>> START Data excerpts

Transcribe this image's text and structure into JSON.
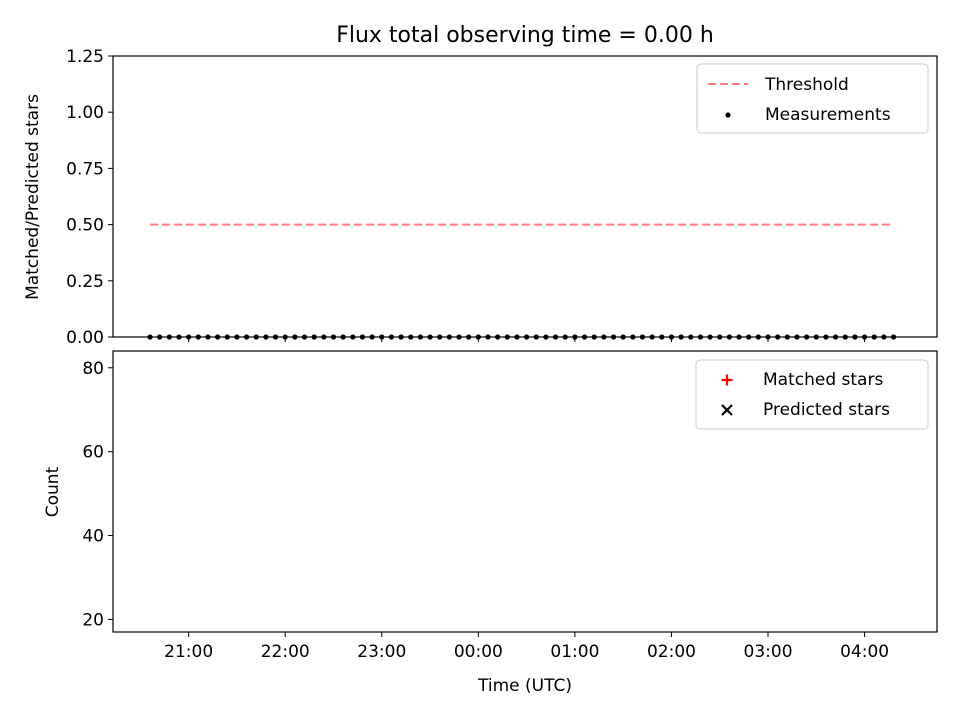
{
  "chart_data": [
    {
      "type": "scatter",
      "title": "Flux total observing time = 0.00 h",
      "xlabel": "",
      "ylabel": "Matched/Predicted stars",
      "ylim": [
        0,
        1.25
      ],
      "yticks": [
        0.0,
        0.25,
        0.5,
        0.75,
        1.0,
        1.25
      ],
      "ytick_labels": [
        "0.00",
        "0.25",
        "0.50",
        "0.75",
        "1.00",
        "1.25"
      ],
      "legend_position": "top-right",
      "legend": [
        "Threshold",
        "Measurements"
      ],
      "colors": {
        "threshold": "#ff7f7f",
        "measurements": "#000000"
      },
      "threshold": {
        "value": 0.5,
        "x_range": [
          "20:36",
          "04:18"
        ]
      },
      "series": [
        {
          "name": "Measurements",
          "x": [
            "20:36",
            "20:42",
            "20:48",
            "20:54",
            "21:00",
            "21:06",
            "21:12",
            "21:18",
            "21:24",
            "21:30",
            "21:36",
            "21:42",
            "21:48",
            "21:54",
            "22:00",
            "22:06",
            "22:12",
            "22:18",
            "22:24",
            "22:30",
            "22:36",
            "22:42",
            "22:48",
            "22:54",
            "23:00",
            "23:06",
            "23:12",
            "23:18",
            "23:24",
            "23:30",
            "23:36",
            "23:42",
            "23:48",
            "23:54",
            "00:00",
            "00:06",
            "00:12",
            "00:18",
            "00:24",
            "00:30",
            "00:36",
            "00:42",
            "00:48",
            "00:54",
            "01:00",
            "01:06",
            "01:12",
            "01:18",
            "01:24",
            "01:30",
            "01:36",
            "01:42",
            "01:48",
            "01:54",
            "02:00",
            "02:06",
            "02:12",
            "02:18",
            "02:24",
            "02:30",
            "02:36",
            "02:42",
            "02:48",
            "02:54",
            "03:00",
            "03:06",
            "03:12",
            "03:18",
            "03:24",
            "03:30",
            "03:36",
            "03:42",
            "03:48",
            "03:54",
            "04:00",
            "04:06",
            "04:12",
            "04:18"
          ],
          "y": [
            0.0,
            0.0,
            0.0,
            0.0,
            0.0,
            0.0,
            0.0,
            0.0,
            0.0,
            0.0,
            0.0,
            0.0,
            0.0,
            0.0,
            0.0,
            0.0,
            0.0,
            0.0,
            0.0,
            0.0,
            0.0,
            0.0,
            0.0,
            0.0,
            0.0,
            0.0,
            0.0,
            0.0,
            0.0,
            0.0,
            0.0,
            0.0,
            0.0,
            0.0,
            0.0,
            0.0,
            0.0,
            0.0,
            0.0,
            0.0,
            0.0,
            0.0,
            0.0,
            0.0,
            0.0,
            0.0,
            0.0,
            0.0,
            0.0,
            0.0,
            0.0,
            0.0,
            0.0,
            0.0,
            0.0,
            0.0,
            0.0,
            0.0,
            0.0,
            0.0,
            0.0,
            0.0,
            0.0,
            0.0,
            0.0,
            0.0,
            0.0,
            0.0,
            0.0,
            0.0,
            0.0,
            0.0,
            0.0,
            0.0,
            0.0,
            0.0,
            0.0,
            0.0
          ]
        }
      ]
    },
    {
      "type": "scatter",
      "title": "",
      "xlabel": "Time (UTC)",
      "ylabel": "Count",
      "ylim": [
        17,
        84
      ],
      "yticks": [
        20,
        40,
        60,
        80
      ],
      "ytick_labels": [
        "20",
        "40",
        "60",
        "80"
      ],
      "xlim": [
        "20:13",
        "04:45"
      ],
      "xtick_labels": [
        "21:00",
        "22:00",
        "23:00",
        "00:00",
        "01:00",
        "02:00",
        "03:00",
        "04:00"
      ],
      "legend_position": "top-right",
      "legend": [
        "Matched stars",
        "Predicted stars"
      ],
      "colors": {
        "matched": "#ff0000",
        "predicted": "#000000"
      },
      "series": [
        {
          "name": "Matched stars",
          "x": [],
          "y": []
        },
        {
          "name": "Predicted stars",
          "x": [],
          "y": []
        }
      ]
    }
  ]
}
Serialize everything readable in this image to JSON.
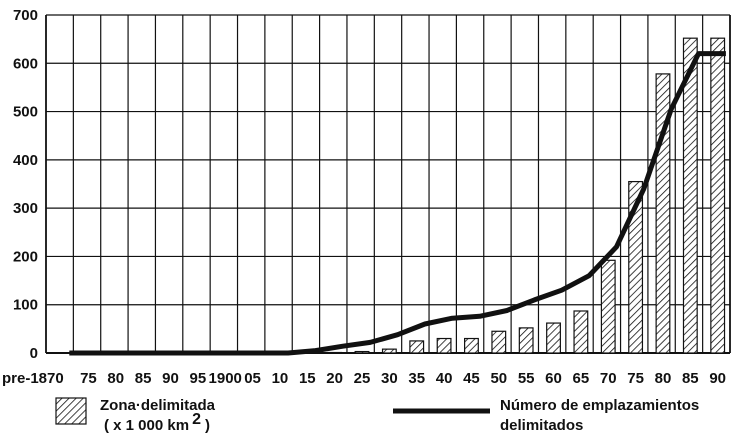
{
  "chart_data": {
    "type": "bar",
    "title": "",
    "xlabel": "",
    "ylabel": "",
    "ylim": [
      0,
      700
    ],
    "yticks": [
      "0",
      "100",
      "200",
      "300",
      "400",
      "500",
      "600",
      "700"
    ],
    "grid": true,
    "categories": [
      "pre-1870",
      "75",
      "80",
      "85",
      "90",
      "95",
      "1900",
      "05",
      "10",
      "15",
      "20",
      "25",
      "30",
      "35",
      "40",
      "45",
      "50",
      "55",
      "60",
      "65",
      "70",
      "75",
      "80",
      "85",
      "90"
    ],
    "series": [
      {
        "name": "Zona·delimitada",
        "name_line2": "( x 1 000 km",
        "unit_sup": "2",
        "name_close": ")",
        "type": "bar",
        "values": [
          0,
          0,
          0,
          0,
          0,
          0,
          0,
          0,
          0,
          0,
          1,
          3,
          8,
          25,
          30,
          30,
          45,
          52,
          62,
          87,
          192,
          355,
          578,
          652,
          652
        ]
      },
      {
        "name": "Número de emplazamientos",
        "name_line2": "delimitados",
        "type": "line",
        "values": [
          0,
          0,
          0,
          0,
          0,
          0,
          0,
          0,
          0,
          5,
          14,
          22,
          38,
          60,
          72,
          76,
          88,
          110,
          130,
          160,
          220,
          340,
          505,
          620,
          620
        ]
      }
    ],
    "legend_position": "bottom"
  }
}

>> END Data excerpts

> **Set problem**:
Identify each line of the material where the word "ylabel" shows up, and copy it.

> **Task response**:
      "ylabel": "Matched/Predicted stars",
      "ylabel": "Count",
    "ylabel": "",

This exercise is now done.